Task statement: Copy the items from the line containing "onenote-button[interactable]: N OneNote" through the line containing "zoom-slider-thumb[interactable] (1355, 825, 1357, 834)", keeping each line unchanged.

Exercise material:
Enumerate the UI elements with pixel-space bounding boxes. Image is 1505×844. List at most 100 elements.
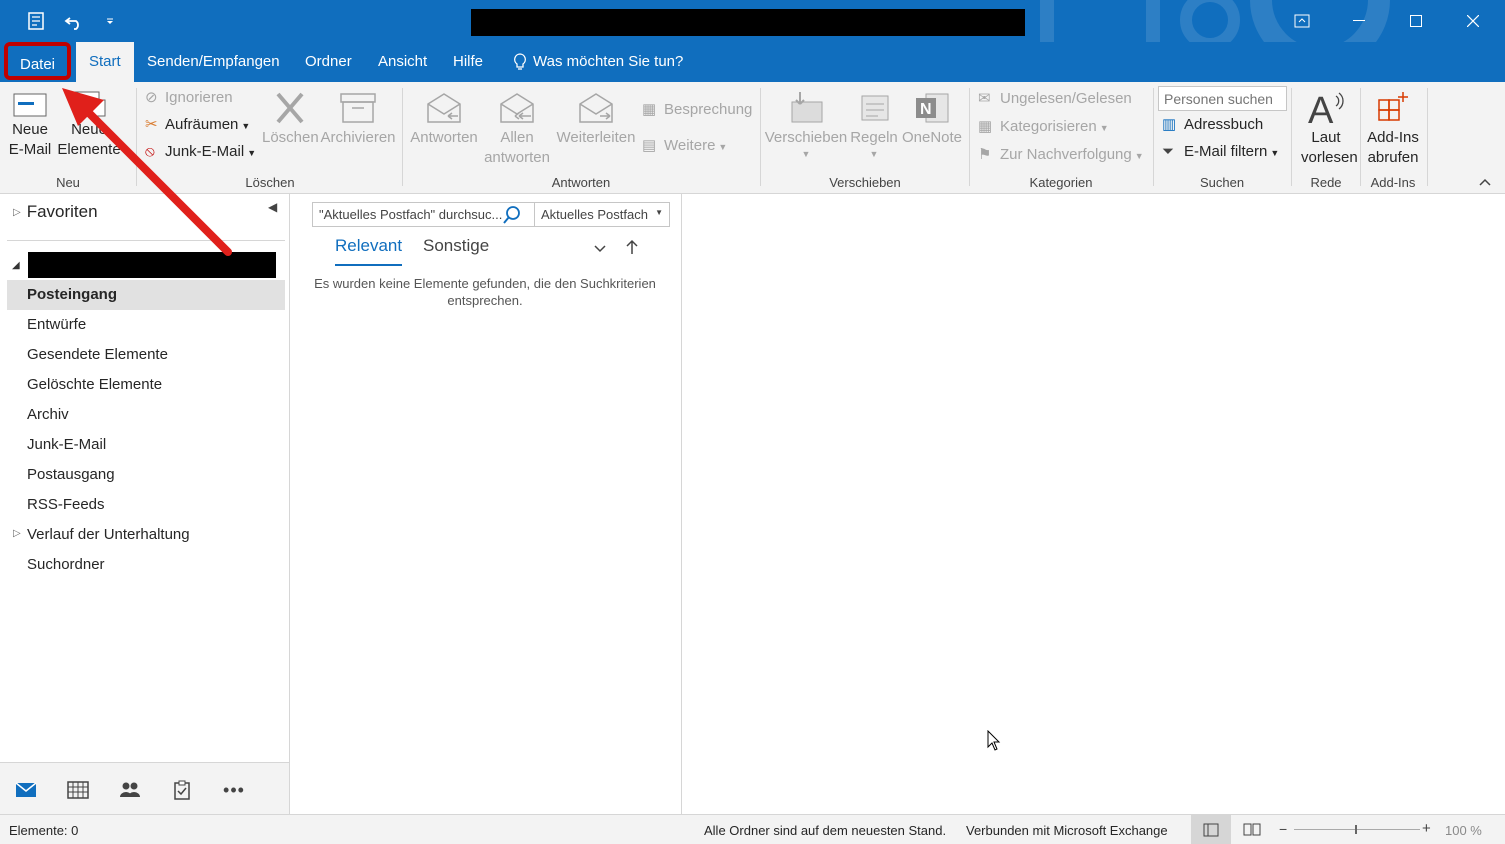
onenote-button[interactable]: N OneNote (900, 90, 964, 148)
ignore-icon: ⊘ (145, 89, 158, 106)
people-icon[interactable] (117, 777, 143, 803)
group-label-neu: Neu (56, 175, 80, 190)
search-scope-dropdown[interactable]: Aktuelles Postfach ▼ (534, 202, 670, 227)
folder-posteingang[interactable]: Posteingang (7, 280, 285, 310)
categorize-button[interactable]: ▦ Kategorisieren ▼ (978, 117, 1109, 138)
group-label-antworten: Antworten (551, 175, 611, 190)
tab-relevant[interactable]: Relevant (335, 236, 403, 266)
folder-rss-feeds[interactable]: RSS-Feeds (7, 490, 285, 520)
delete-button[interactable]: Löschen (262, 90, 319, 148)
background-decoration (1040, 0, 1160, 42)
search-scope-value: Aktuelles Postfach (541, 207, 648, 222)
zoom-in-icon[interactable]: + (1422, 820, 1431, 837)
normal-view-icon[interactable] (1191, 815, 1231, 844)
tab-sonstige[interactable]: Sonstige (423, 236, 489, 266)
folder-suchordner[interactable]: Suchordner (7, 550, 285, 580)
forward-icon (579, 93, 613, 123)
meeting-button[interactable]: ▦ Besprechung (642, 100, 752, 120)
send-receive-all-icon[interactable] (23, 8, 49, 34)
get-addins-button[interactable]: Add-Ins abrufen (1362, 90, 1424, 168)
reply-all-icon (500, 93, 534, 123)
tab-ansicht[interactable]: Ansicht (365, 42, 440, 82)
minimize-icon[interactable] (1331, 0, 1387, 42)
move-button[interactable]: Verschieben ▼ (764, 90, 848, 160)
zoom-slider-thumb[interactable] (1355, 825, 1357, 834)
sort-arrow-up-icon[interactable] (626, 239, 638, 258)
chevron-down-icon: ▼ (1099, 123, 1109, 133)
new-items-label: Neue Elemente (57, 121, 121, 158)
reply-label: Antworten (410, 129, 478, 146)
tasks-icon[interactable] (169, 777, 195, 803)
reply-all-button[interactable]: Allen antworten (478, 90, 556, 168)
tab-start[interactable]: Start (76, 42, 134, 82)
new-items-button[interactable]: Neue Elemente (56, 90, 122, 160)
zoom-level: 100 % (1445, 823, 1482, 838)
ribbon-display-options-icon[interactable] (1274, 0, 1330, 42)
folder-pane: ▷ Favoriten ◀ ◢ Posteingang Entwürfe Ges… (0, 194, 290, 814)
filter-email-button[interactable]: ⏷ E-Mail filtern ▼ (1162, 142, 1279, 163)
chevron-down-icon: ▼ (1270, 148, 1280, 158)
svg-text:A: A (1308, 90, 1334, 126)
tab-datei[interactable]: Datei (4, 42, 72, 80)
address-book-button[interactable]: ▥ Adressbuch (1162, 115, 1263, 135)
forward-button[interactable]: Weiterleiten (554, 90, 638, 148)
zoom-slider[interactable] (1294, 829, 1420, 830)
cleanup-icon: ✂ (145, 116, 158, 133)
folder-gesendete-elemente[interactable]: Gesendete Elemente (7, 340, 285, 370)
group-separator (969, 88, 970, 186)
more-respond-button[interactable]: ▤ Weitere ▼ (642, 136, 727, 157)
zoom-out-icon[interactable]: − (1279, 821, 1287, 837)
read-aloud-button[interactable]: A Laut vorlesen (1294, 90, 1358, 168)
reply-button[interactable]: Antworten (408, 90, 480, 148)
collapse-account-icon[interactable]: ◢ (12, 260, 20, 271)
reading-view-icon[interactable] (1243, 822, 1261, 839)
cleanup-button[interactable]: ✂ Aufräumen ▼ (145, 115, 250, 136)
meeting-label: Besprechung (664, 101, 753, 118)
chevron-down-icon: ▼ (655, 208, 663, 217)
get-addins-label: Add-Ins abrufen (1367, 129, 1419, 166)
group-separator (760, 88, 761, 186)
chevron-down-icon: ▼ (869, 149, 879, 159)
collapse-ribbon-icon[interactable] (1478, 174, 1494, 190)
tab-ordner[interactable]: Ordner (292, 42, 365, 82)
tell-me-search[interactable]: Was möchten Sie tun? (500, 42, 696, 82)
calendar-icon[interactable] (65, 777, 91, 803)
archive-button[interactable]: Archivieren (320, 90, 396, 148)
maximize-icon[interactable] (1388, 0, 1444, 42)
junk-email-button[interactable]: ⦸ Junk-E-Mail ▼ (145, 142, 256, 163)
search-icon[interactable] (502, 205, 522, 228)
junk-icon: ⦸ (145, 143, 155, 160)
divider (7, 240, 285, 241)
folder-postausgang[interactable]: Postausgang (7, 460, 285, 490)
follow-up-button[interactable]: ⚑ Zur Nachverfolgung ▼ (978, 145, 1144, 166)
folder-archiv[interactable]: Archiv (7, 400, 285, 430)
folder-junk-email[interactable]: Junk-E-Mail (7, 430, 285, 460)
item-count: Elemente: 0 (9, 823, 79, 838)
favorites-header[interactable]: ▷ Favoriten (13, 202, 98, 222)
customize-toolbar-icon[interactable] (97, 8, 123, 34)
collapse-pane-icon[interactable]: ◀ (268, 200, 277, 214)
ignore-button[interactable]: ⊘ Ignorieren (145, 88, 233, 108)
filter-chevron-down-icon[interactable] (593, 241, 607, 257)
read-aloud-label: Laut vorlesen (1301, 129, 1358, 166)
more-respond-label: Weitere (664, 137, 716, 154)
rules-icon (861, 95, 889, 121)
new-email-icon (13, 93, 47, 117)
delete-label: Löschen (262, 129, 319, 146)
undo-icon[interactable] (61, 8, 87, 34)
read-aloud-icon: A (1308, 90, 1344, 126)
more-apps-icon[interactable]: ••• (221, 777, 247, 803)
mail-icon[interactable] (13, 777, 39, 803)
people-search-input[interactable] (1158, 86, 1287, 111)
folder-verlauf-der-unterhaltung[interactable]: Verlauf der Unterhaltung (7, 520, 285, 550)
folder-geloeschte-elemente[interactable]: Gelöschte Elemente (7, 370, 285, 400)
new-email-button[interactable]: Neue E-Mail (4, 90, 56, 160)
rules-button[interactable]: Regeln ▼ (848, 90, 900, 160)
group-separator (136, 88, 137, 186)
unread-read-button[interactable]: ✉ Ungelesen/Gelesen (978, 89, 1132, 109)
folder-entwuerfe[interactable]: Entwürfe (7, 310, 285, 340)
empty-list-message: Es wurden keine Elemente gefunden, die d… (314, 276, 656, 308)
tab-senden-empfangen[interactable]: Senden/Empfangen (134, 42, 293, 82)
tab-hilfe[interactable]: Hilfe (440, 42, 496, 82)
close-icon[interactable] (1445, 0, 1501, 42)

...

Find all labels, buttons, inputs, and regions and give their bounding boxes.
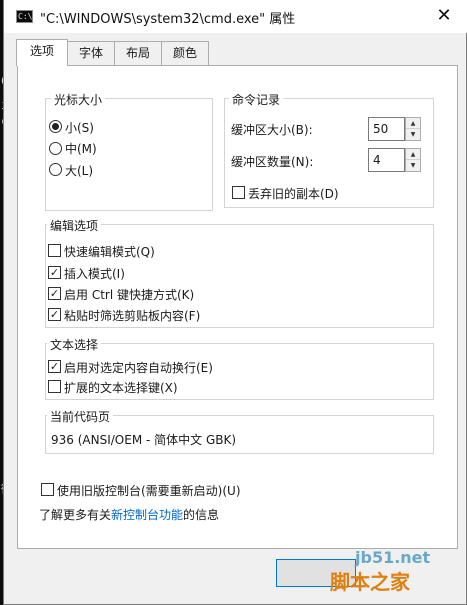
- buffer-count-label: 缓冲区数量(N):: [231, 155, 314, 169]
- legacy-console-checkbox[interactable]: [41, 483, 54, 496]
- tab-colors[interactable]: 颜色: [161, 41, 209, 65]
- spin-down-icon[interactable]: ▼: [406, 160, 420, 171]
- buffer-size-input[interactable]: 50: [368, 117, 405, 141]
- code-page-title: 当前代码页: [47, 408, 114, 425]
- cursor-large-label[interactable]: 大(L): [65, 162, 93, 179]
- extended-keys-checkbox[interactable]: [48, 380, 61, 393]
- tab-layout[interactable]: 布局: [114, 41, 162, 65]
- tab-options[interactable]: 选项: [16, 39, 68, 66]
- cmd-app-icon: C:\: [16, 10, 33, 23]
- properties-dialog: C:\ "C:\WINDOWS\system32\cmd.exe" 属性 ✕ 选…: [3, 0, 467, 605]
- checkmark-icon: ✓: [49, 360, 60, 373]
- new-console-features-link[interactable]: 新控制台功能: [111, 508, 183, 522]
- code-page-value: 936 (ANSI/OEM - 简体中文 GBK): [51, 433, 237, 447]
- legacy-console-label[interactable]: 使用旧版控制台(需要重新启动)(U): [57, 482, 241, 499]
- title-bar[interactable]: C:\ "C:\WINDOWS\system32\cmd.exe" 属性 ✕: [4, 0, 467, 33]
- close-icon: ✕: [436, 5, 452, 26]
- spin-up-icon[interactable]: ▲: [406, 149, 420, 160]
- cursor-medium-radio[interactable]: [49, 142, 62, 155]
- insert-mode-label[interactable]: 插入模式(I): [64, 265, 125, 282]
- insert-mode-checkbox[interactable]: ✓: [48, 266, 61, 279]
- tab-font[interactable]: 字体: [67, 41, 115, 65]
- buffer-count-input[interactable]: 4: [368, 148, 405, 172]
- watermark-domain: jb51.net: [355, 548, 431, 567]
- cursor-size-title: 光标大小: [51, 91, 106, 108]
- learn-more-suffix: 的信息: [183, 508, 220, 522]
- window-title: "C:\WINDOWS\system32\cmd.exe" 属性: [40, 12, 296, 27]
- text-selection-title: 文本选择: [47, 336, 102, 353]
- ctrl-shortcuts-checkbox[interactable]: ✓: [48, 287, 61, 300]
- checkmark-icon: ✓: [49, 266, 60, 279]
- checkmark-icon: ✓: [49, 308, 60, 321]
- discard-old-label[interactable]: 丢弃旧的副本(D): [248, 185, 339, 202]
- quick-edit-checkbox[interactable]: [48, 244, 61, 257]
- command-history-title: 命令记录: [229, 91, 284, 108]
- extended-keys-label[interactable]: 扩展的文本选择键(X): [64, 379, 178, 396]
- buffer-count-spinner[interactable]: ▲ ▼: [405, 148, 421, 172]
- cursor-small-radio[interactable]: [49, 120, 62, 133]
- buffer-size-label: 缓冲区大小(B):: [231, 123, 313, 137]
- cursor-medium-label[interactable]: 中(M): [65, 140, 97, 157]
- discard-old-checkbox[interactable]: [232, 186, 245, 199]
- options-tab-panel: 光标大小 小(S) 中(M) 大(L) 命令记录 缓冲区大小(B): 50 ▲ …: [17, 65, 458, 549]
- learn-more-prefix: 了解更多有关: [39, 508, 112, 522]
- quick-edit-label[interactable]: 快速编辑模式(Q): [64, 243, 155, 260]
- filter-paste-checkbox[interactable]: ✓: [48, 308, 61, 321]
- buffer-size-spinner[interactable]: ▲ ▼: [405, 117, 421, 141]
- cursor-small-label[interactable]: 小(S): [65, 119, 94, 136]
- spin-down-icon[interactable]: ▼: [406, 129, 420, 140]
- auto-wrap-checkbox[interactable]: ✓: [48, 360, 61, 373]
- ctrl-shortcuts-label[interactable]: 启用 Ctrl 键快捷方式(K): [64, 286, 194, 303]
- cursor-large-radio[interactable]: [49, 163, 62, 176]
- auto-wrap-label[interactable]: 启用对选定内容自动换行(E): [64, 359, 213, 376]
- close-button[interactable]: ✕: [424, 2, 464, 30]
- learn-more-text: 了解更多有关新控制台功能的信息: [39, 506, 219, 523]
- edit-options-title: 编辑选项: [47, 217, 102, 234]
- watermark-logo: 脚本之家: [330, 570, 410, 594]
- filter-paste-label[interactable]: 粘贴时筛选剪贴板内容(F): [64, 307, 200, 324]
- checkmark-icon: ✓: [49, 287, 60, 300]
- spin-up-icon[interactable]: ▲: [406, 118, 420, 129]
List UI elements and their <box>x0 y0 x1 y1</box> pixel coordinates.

Task response:
onenote-button[interactable]: N OneNote (900, 90, 964, 148)
ignore-icon: ⊘ (145, 89, 158, 106)
people-icon[interactable] (117, 777, 143, 803)
group-label-neu: Neu (56, 175, 80, 190)
search-scope-dropdown[interactable]: Aktuelles Postfach ▼ (534, 202, 670, 227)
folder-posteingang[interactable]: Posteingang (7, 280, 285, 310)
categorize-button[interactable]: ▦ Kategorisieren ▼ (978, 117, 1109, 138)
group-label-antworten: Antworten (551, 175, 611, 190)
tab-relevant[interactable]: Relevant (335, 236, 403, 266)
folder-rss-feeds[interactable]: RSS-Feeds (7, 490, 285, 520)
delete-button[interactable]: Löschen (262, 90, 319, 148)
background-decoration (1040, 0, 1160, 42)
search-scope-value: Aktuelles Postfach (541, 207, 648, 222)
zoom-in-icon[interactable]: + (1422, 820, 1431, 837)
normal-view-icon[interactable] (1191, 815, 1231, 844)
tab-sonstige[interactable]: Sonstige (423, 236, 489, 266)
folder-suchordner[interactable]: Suchordner (7, 550, 285, 580)
forward-icon (579, 93, 613, 123)
meeting-button[interactable]: ▦ Besprechung (642, 100, 752, 120)
send-receive-all-icon[interactable] (23, 8, 49, 34)
get-addins-button[interactable]: Add-Ins abrufen (1362, 90, 1424, 168)
reply-all-icon (500, 93, 534, 123)
tab-ansicht[interactable]: Ansicht (365, 42, 440, 82)
minimize-icon[interactable] (1331, 0, 1387, 42)
move-button[interactable]: Verschieben ▼ (764, 90, 848, 160)
zoom-slider-thumb[interactable] (1355, 825, 1357, 834)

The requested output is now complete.